Aim of the exercise | In the entries below, count every line with the word "Flash". Return only the count.

Provided data |
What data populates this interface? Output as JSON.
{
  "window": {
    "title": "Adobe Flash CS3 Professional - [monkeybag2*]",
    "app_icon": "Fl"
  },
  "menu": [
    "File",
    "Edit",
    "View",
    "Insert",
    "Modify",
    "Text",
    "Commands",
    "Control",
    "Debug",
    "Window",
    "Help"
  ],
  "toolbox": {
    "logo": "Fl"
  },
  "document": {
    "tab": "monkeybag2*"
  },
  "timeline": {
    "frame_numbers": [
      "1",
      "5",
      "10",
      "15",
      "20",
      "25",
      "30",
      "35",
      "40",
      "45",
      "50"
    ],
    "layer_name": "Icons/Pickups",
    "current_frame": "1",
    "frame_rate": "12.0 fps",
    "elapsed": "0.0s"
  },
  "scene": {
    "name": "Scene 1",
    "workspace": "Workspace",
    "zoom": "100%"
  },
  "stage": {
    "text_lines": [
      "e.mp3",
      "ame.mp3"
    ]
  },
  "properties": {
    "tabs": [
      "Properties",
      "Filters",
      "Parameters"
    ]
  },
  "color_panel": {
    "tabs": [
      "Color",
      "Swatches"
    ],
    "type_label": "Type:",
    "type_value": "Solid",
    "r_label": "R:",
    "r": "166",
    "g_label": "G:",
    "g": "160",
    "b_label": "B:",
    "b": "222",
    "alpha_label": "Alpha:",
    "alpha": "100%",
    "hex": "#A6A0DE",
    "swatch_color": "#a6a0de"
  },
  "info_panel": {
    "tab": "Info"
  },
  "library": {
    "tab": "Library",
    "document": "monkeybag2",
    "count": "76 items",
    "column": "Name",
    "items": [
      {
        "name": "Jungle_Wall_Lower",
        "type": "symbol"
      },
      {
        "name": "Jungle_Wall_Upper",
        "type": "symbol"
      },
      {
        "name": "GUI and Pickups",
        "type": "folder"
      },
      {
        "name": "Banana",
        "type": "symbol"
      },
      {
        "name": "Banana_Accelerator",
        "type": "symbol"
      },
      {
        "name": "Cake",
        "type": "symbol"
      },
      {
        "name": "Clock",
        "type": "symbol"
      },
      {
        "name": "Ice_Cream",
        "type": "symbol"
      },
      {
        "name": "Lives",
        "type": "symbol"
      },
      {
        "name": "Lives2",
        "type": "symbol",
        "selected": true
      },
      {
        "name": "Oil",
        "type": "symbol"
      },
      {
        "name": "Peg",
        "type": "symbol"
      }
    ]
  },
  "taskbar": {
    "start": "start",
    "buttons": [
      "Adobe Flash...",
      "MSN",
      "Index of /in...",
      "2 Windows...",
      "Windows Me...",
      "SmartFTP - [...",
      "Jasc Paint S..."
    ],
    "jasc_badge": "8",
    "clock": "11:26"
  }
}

Result of this exercise | 2